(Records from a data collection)
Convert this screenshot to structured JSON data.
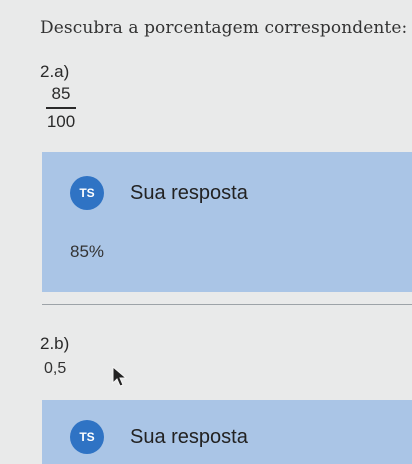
{
  "instruction": "Descubra a porcentagem correspondente:",
  "questions": [
    {
      "label": "2.a)",
      "numerator": "85",
      "denominator": "100",
      "answer": {
        "avatar_initials": "TS",
        "title": "Sua resposta",
        "text": "85%"
      }
    },
    {
      "label": "2.b)",
      "value": "0,5",
      "answer": {
        "avatar_initials": "TS",
        "title": "Sua resposta"
      }
    }
  ],
  "colors": {
    "card_background": "#aac5e6",
    "avatar": "#2f73c4",
    "page_background": "#e9eaea"
  },
  "icons": [
    "mouse-pointer-icon"
  ]
}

### The request
Pictures are not part of the copy; reproduce everything else in the records exactly.

### Task response
Convert this screenshot to structured JSON data.
{
  "instruction": "Descubra a porcentagem correspondente:",
  "questions": [
    {
      "label": "2.a)",
      "numerator": "85",
      "denominator": "100",
      "answer": {
        "avatar_initials": "TS",
        "title": "Sua resposta",
        "text": "85%"
      }
    },
    {
      "label": "2.b)",
      "value": "0,5",
      "answer": {
        "avatar_initials": "TS",
        "title": "Sua resposta"
      }
    }
  ],
  "colors": {
    "card_background": "#aac5e6",
    "avatar": "#2f73c4",
    "page_background": "#e9eaea"
  },
  "icons": [
    "mouse-pointer-icon"
  ]
}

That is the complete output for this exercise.